▶ RECORDS FOR THE TASK

* begin *

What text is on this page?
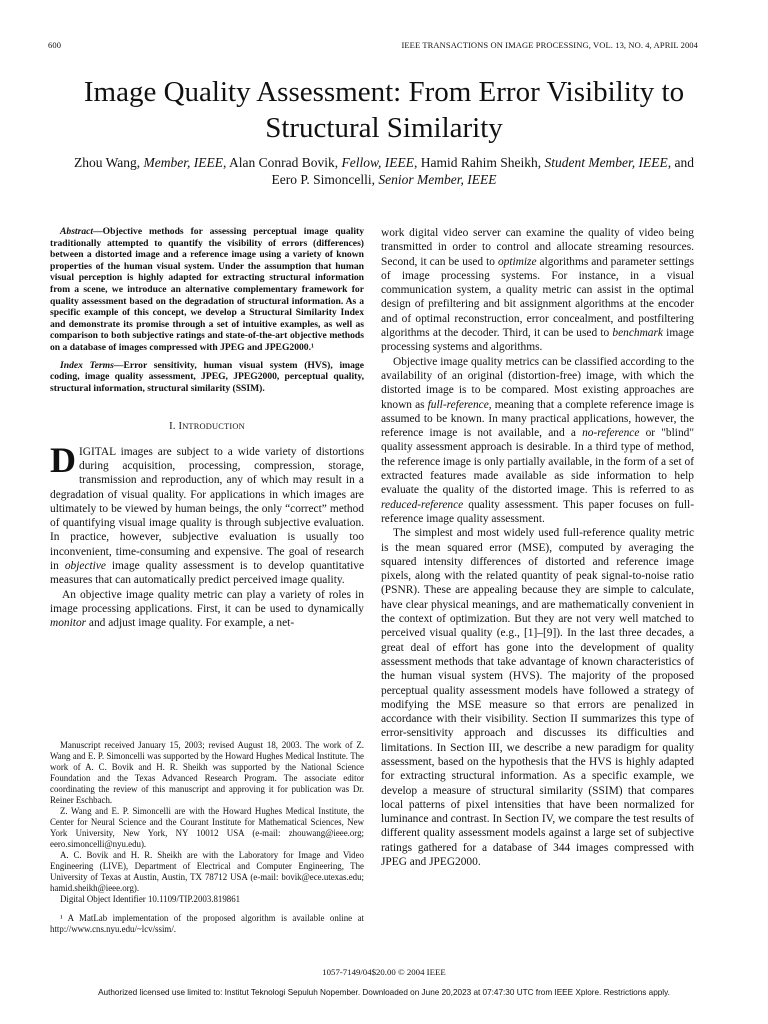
600	IEEE TRANSACTIONS ON IMAGE PROCESSING, VOL. 13, NO. 4, APRIL 2004
Image Quality Assessment: From Error Visibility to
Structural Similarity
Zhou Wang, Member, IEEE, Alan Conrad Bovik, Fellow, IEEE, Hamid Rahim Sheikh, Student Member, IEEE, and
Eero P. Simoncelli, Senior Member, IEEE

Abstract—Objective methods for assessing perceptual image quality traditionally attempted to quantify the visibility of errors (differences) between a distorted image and a reference image using a variety of known properties of the human visual system. Under the assumption that human visual perception is highly adapted for extracting structural information from a scene, we introduce an alternative complementary framework for quality assessment based on the degradation of structural information. As a specific example of this concept, we develop a Structural Similarity Index and demonstrate its promise through a set of intuitive examples, as well as comparison to both subjective ratings and state-of-the-art objective methods on a database of images compressed with JPEG and JPEG2000.¹

Index Terms—Error sensitivity, human visual system (HVS), image coding, image quality assessment, JPEG, JPEG2000, perceptual quality, structural information, structural similarity (SSIM).

I. INTRODUCTION

DIGITAL images are subject to a wide variety of distortions during acquisition, processing, compression, storage, transmission and reproduction, any of which may result in a degradation of visual quality. For applications in which images are ultimately to be viewed by human beings, the only “correct” method of quantifying visual image quality is through subjective evaluation. In practice, however, subjective evaluation is usually too inconvenient, time-consuming and expensive. The goal of research in objective image quality assessment is to develop quantitative measures that can automatically predict perceived image quality.

An objective image quality metric can play a variety of roles in image processing applications. First, it can be used to dynamically monitor and adjust image quality. For example, a net-

Manuscript received January 15, 2003; revised August 18, 2003. The work of Z. Wang and E. P. Simoncelli was supported by the Howard Hughes Medical Institute. The work of A. C. Bovik and H. R. Sheikh was supported by the National Science Foundation and the Texas Advanced Research Program. The associate editor coordinating the review of this manuscript and approving it for publication was Dr. Reiner Eschbach.

Z. Wang and E. P. Simoncelli are with the Howard Hughes Medical Institute, the Center for Neural Science and the Courant Institute for Mathematical Sciences, New York University, New York, NY 10012 USA (e-mail: zhouwang@ieee.org; eero.simoncelli@nyu.edu).

A. C. Bovik and H. R. Sheikh are with the Laboratory for Image and Video Engineering (LIVE), Department of Electrical and Computer Engineering, The University of Texas at Austin, Austin, TX 78712 USA (e-mail: bovik@ece.utexas.edu; hamid.sheikh@ieee.org).

Digital Object Identifier 10.1109/TIP.2003.819861

¹ A MatLab implementation of the proposed algorithm is available online at http://www.cns.nyu.edu/~lcv/ssim/.

work digital video server can examine the quality of video being transmitted in order to control and allocate streaming resources. Second, it can be used to optimize algorithms and parameter settings of image processing systems. For instance, in a visual communication system, a quality metric can assist in the optimal design of prefiltering and bit assignment algorithms at the encoder and of optimal reconstruction, error concealment, and postfiltering algorithms at the decoder. Third, it can be used to benchmark image processing systems and algorithms.

Objective image quality metrics can be classified according to the availability of an original (distortion-free) image, with which the distorted image is to be compared. Most existing approaches are known as full-reference, meaning that a complete reference image is assumed to be known. In many practical applications, however, the reference image is not available, and a no-reference or "blind" quality assessment approach is desirable. In a third type of method, the reference image is only partially available, in the form of a set of extracted features made available as side information to help evaluate the quality of the distorted image. This is referred to as reduced-reference quality assessment. This paper focuses on full-reference image quality assessment.

The simplest and most widely used full-reference quality metric is the mean squared error (MSE), computed by averaging the squared intensity differences of distorted and reference image pixels, along with the related quantity of peak signal-to-noise ratio (PSNR). These are appealing because they are simple to calculate, have clear physical meanings, and are mathematically convenient in the context of optimization. But they are not very well matched to perceived visual quality (e.g., [1]–[9]). In the last three decades, a great deal of effort has gone into the development of quality assessment methods that take advantage of known characteristics of the human visual system (HVS). The majority of the proposed perceptual quality assessment models have followed a strategy of modifying the MSE measure so that errors are penalized in accordance with their visibility. Section II summarizes this type of error-sensitivity approach and discusses its difficulties and limitations. In Section III, we describe a new paradigm for quality assessment, based on the hypothesis that the HVS is highly adapted for extracting structural information. As a specific example, we develop a measure of structural similarity (SSIM) that compares local patterns of pixel intensities that have been normalized for luminance and contrast. In Section IV, we compare the test results of different quality assessment models against a large set of subjective ratings gathered for a database of 344 images compressed with JPEG and JPEG2000.

1057-7149/04$20.00 © 2004 IEEE
Authorized licensed use limited to: Institut Teknologi Sepuluh Nopember. Downloaded on June 20,2023 at 07:47:30 UTC from IEEE Xplore. Restrictions apply.
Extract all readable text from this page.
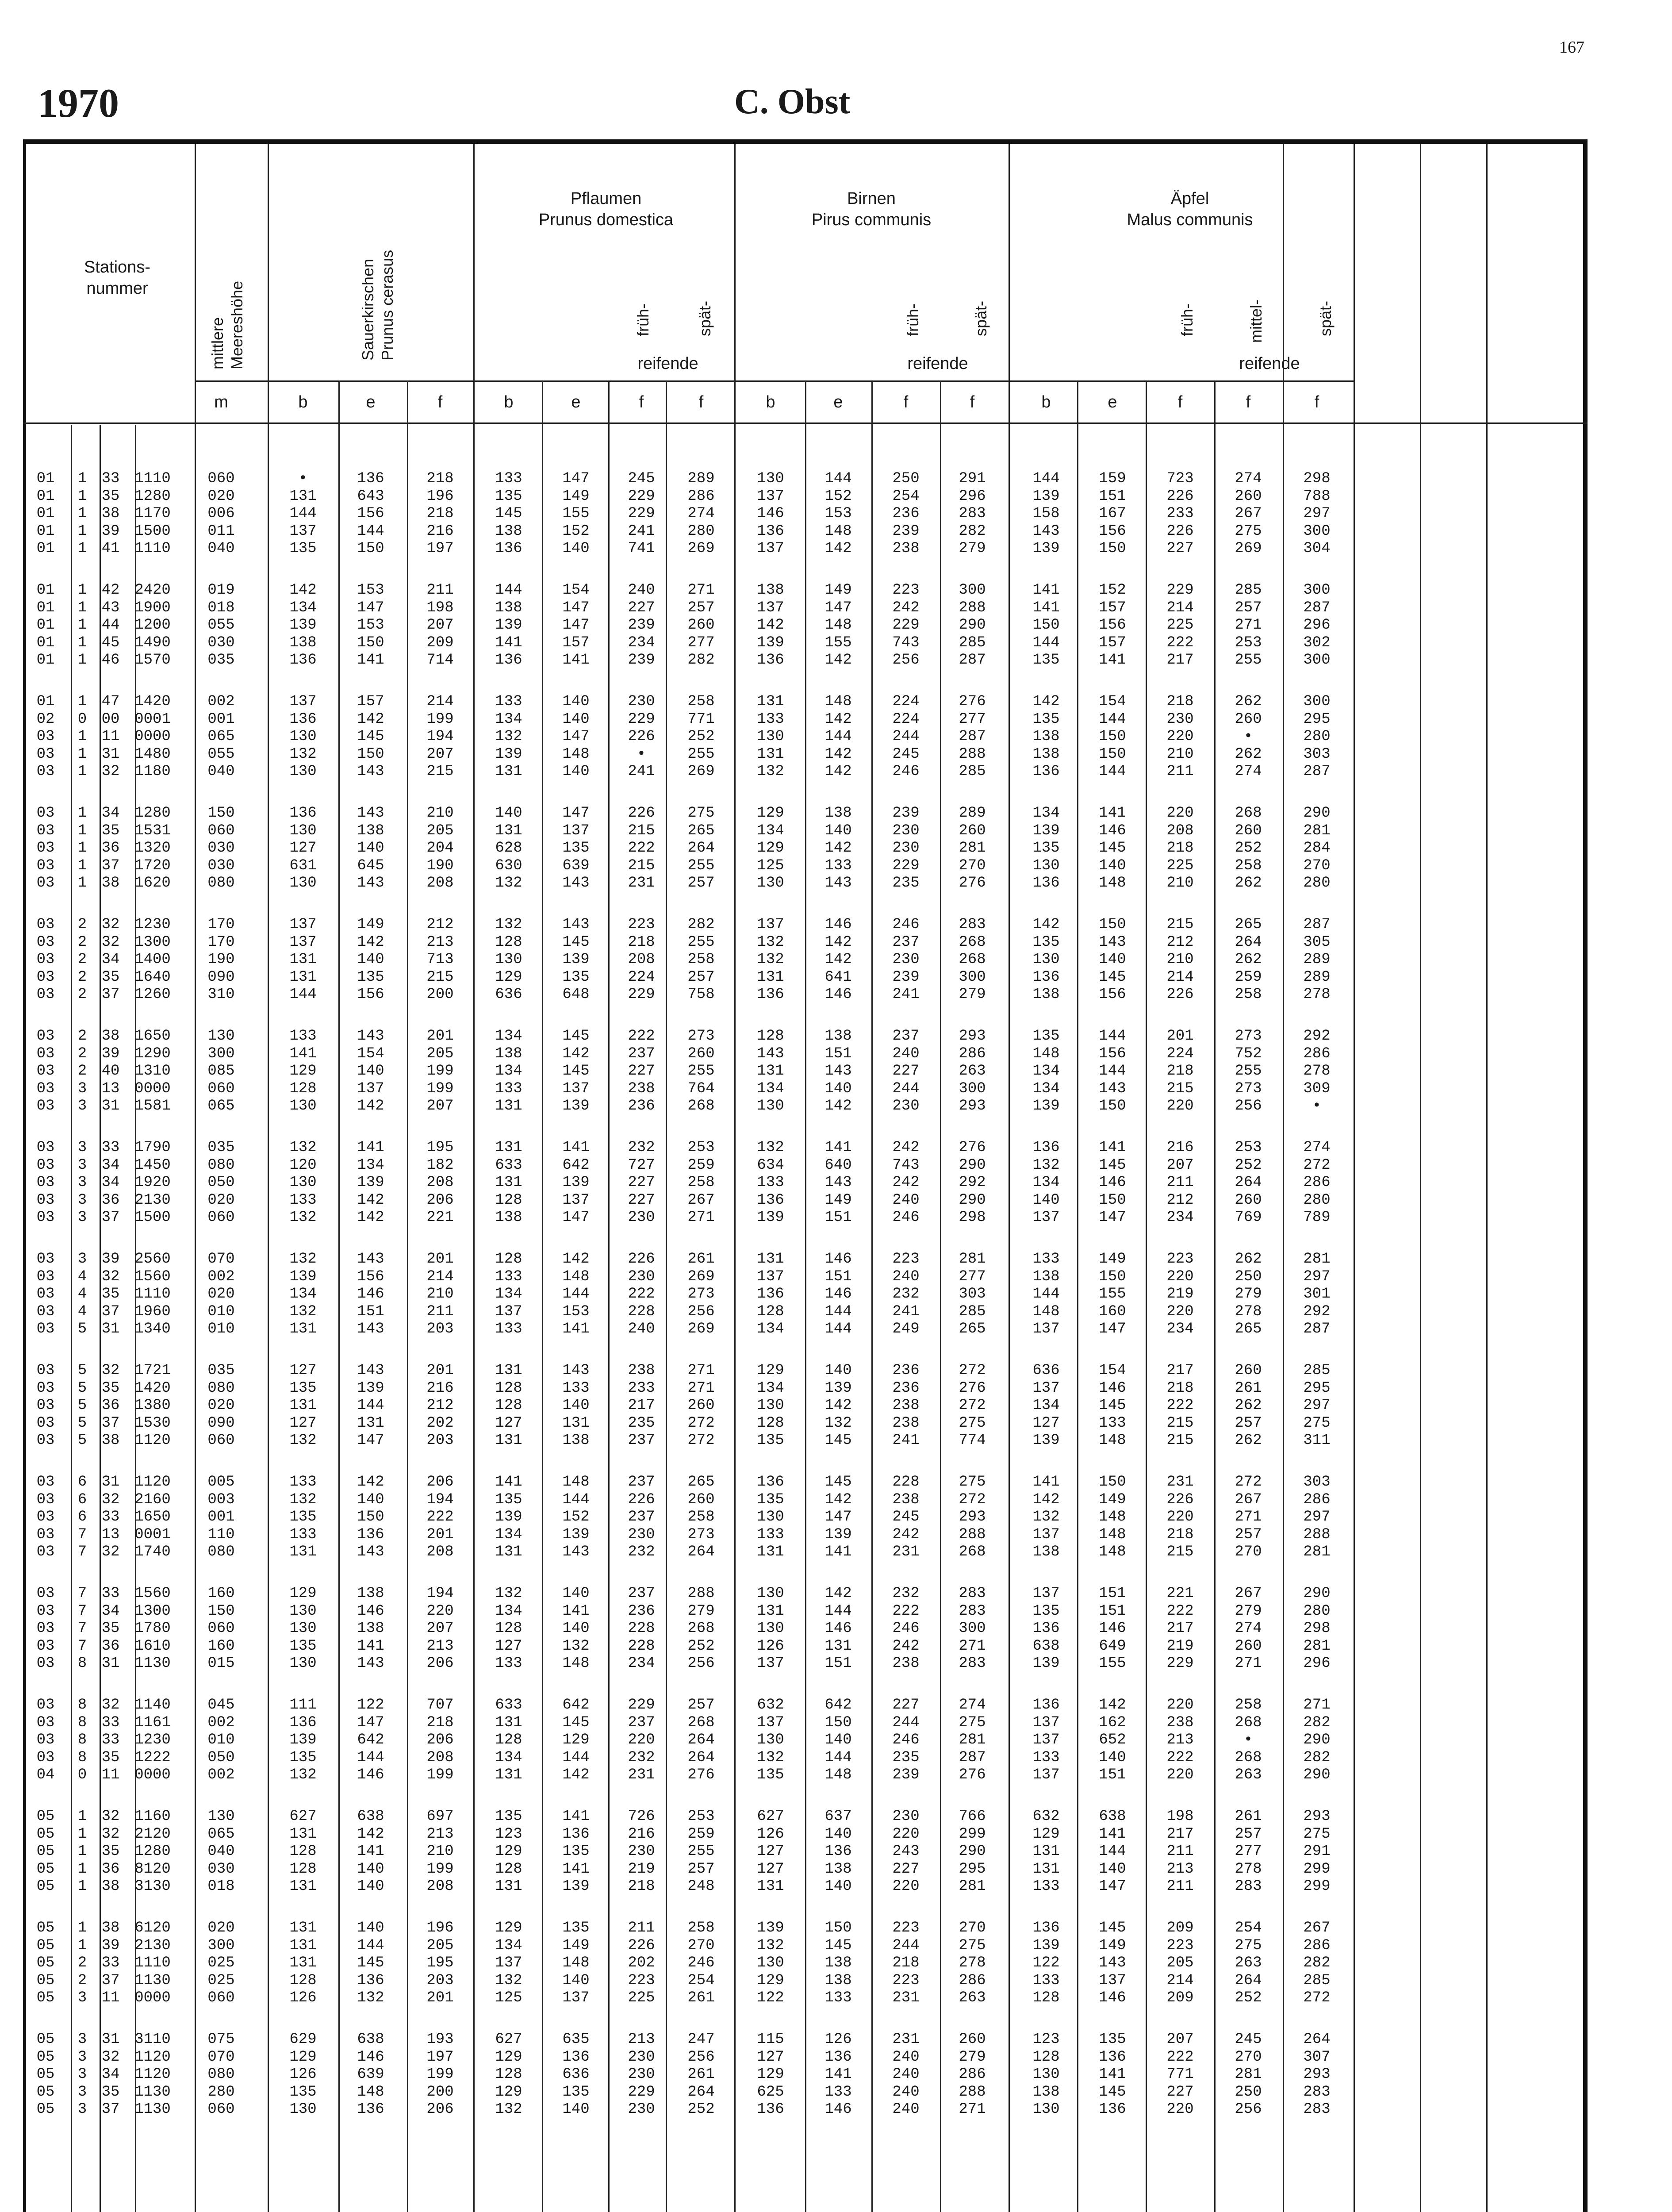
167
1970	C. Obst
Stations-
nummer
mittlere
Meereshöhe	Sauerkirschen
Prunus cerasus
Pflaumen
Prunus domestica
Birnen
Pirus communis
Äpfel
Malus communis
früh-	spät-	früh-	spät-	früh-	mittel-	spät-
reifende	reifende	reifende
m	b	e	f	b	e	f	f	b	e	f	f	b	e	f	f	f
01 1 33 1110	060	•	136	218	133	147	245	289	130	144	250	291	144	159	723	274	298
01 1 35 1280	020	131	643	196	135	149	229	286	137	152	254	296	139	151	226	260	788
01 1 38 1170	006	144	156	218	145	155	229	274	146	153	236	283	158	167	233	267	297
01 1 39 1500	011	137	144	216	138	152	241	280	136	148	239	282	143	156	226	275	300
01 1 41 1110	040	135	150	197	136	140	741	269	137	142	238	279	139	150	227	269	304
01 1 42 2420	019	142	153	211	144	154	240	271	138	149	223	300	141	152	229	285	300
01 1 43 1900	018	134	147	198	138	147	227	257	137	147	242	288	141	157	214	257	287
01 1 44 1200	055	139	153	207	139	147	239	260	142	148	229	290	150	156	225	271	296
01 1 45 1490	030	138	150	209	141	157	234	277	139	155	743	285	144	157	222	253	302
01 1 46 1570	035	136	141	714	136	141	239	282	136	142	256	287	135	141	217	255	300
01 1 47 1420	002	137	157	214	133	140	230	258	131	148	224	276	142	154	218	262	300
02 0 00 0001	001	136	142	199	134	140	229	771	133	142	224	277	135	144	230	260	295
03 1 11 0000	065	130	145	194	132	147	226	252	130	144	244	287	138	150	220	•	280
03 1 31 1480	055	132	150	207	139	148	•	255	131	142	245	288	138	150	210	262	303
03 1 32 1180	040	130	143	215	131	140	241	269	132	142	246	285	136	144	211	274	287
03 1 34 1280	150	136	143	210	140	147	226	275	129	138	239	289	134	141	220	268	290
03 1 35 1531	060	130	138	205	131	137	215	265	134	140	230	260	139	146	208	260	281
03 1 36 1320	030	127	140	204	628	135	222	264	129	142	230	281	135	145	218	252	284
03 1 37 1720	030	631	645	190	630	639	215	255	125	133	229	270	130	140	225	258	270
03 1 38 1620	080	130	143	208	132	143	231	257	130	143	235	276	136	148	210	262	280
03 2 32 1230	170	137	149	212	132	143	223	282	137	146	246	283	142	150	215	265	287
03 2 32 1300	170	137	142	213	128	145	218	255	132	142	237	268	135	143	212	264	305
03 2 34 1400	190	131	140	713	130	139	208	258	132	142	230	268	130	140	210	262	289
03 2 35 1640	090	131	135	215	129	135	224	257	131	641	239	300	136	145	214	259	289
03 2 37 1260	310	144	156	200	636	648	229	758	136	146	241	279	138	156	226	258	278
03 2 38 1650	130	133	143	201	134	145	222	273	128	138	237	293	135	144	201	273	292
03 2 39 1290	300	141	154	205	138	142	237	260	143	151	240	286	148	156	224	752	286
03 2 40 1310	085	129	140	199	134	145	227	255	131	143	227	263	134	144	218	255	278
03 3 13 0000	060	128	137	199	133	137	238	764	134	140	244	300	134	143	215	273	309
03 3 31 1581	065	130	142	207	131	139	236	268	130	142	230	293	139	150	220	256	•
03 3 33 1790	035	132	141	195	131	141	232	253	132	141	242	276	136	141	216	253	274
03 3 34 1450	080	120	134	182	633	642	727	259	634	640	743	290	132	145	207	252	272
03 3 34 1920	050	130	139	208	131	139	227	258	133	143	242	292	134	146	211	264	286
03 3 36 2130	020	133	142	206	128	137	227	267	136	149	240	290	140	150	212	260	280
03 3 37 1500	060	132	142	221	138	147	230	271	139	151	246	298	137	147	234	769	789
03 3 39 2560	070	132	143	201	128	142	226	261	131	146	223	281	133	149	223	262	281
03 4 32 1560	002	139	156	214	133	148	230	269	137	151	240	277	138	150	220	250	297
03 4 35 1110	020	134	146	210	134	144	222	273	136	146	232	303	144	155	219	279	301
03 4 37 1960	010	132	151	211	137	153	228	256	128	144	241	285	148	160	220	278	292
03 5 31 1340	010	131	143	203	133	141	240	269	134	144	249	265	137	147	234	265	287
03 5 32 1721	035	127	143	201	131	143	238	271	129	140	236	272	636	154	217	260	285
03 5 35 1420	080	135	139	216	128	133	233	271	134	139	236	276	137	146	218	261	295
03 5 36 1380	020	131	144	212	128	140	217	260	130	142	238	272	134	145	222	262	297
03 5 37 1530	090	127	131	202	127	131	235	272	128	132	238	275	127	133	215	257	275
03 5 38 1120	060	132	147	203	131	138	237	272	135	145	241	774	139	148	215	262	311
03 6 31 1120	005	133	142	206	141	148	237	265	136	145	228	275	141	150	231	272	303
03 6 32 2160	003	132	140	194	135	144	226	260	135	142	238	272	142	149	226	267	286
03 6 33 1650	001	135	150	222	139	152	237	258	130	147	245	293	132	148	220	271	297
03 7 13 0001	110	133	136	201	134	139	230	273	133	139	242	288	137	148	218	257	288
03 7 32 1740	080	131	143	208	131	143	232	264	131	141	231	268	138	148	215	270	281
03 7 33 1560	160	129	138	194	132	140	237	288	130	142	232	283	137	151	221	267	290
03 7 34 1300	150	130	146	220	134	141	236	279	131	144	222	283	135	151	222	279	280
03 7 35 1780	060	130	138	207	128	140	228	268	130	146	246	300	136	146	217	274	298
03 7 36 1610	160	135	141	213	127	132	228	252	126	131	242	271	638	649	219	260	281
03 8 31 1130	015	130	143	206	133	148	234	256	137	151	238	283	139	155	229	271	296
03 8 32 1140	045	111	122	707	633	642	229	257	632	642	227	274	136	142	220	258	271
03 8 33 1161	002	136	147	218	131	145	237	268	137	150	244	275	137	162	238	268	282
03 8 33 1230	010	139	642	206	128	129	220	264	130	140	246	281	137	652	213	•	290
03 8 35 1222	050	135	144	208	134	144	232	264	132	144	235	287	133	140	222	268	282
04 0 11 0000	002	132	146	199	131	142	231	276	135	148	239	276	137	151	220	263	290
05 1 32 1160	130	627	638	697	135	141	726	253	627	637	230	766	632	638	198	261	293
05 1 32 2120	065	131	142	213	123	136	216	259	126	140	220	299	129	141	217	257	275
05 1 35 1280	040	128	141	210	129	135	230	255	127	136	243	290	131	144	211	277	291
05 1 36 8120	030	128	140	199	128	141	219	257	127	138	227	295	131	140	213	278	299
05 1 38 3130	018	131	140	208	131	139	218	248	131	140	220	281	133	147	211	283	299
05 1 38 6120	020	131	140	196	129	135	211	258	139	150	223	270	136	145	209	254	267
05 1 39 2130	300	131	144	205	134	149	226	270	132	145	244	275	139	149	223	275	286
05 2 33 1110	025	131	145	195	137	148	202	246	130	138	218	278	122	143	205	263	282
05 2 37 1130	025	128	136	203	132	140	223	254	129	138	223	286	133	137	214	264	285
05 3 11 0000	060	126	132	201	125	137	225	261	122	133	231	263	128	146	209	252	272
05 3 31 3110	075	629	638	193	627	635	213	247	115	126	231	260	123	135	207	245	264
05 3 32 1120	070	129	146	197	129	136	230	256	127	136	240	279	128	136	222	270	307
05 3 34 1120	080	126	639	199	128	636	230	261	129	141	240	286	130	141	771	281	293
05 3 35 1130	280	135	148	200	129	135	229	264	625	133	240	288	138	145	227	250	283
05 3 37 1130	060	130	136	206	132	140	230	252	136	146	240	271	130	136	220	256	283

* end *

▶ WHAT YOU SHOULD DO
Only a number is wanted: how many lines of the data above contain "Texas"?

▶ WRITTEN ANSWER
2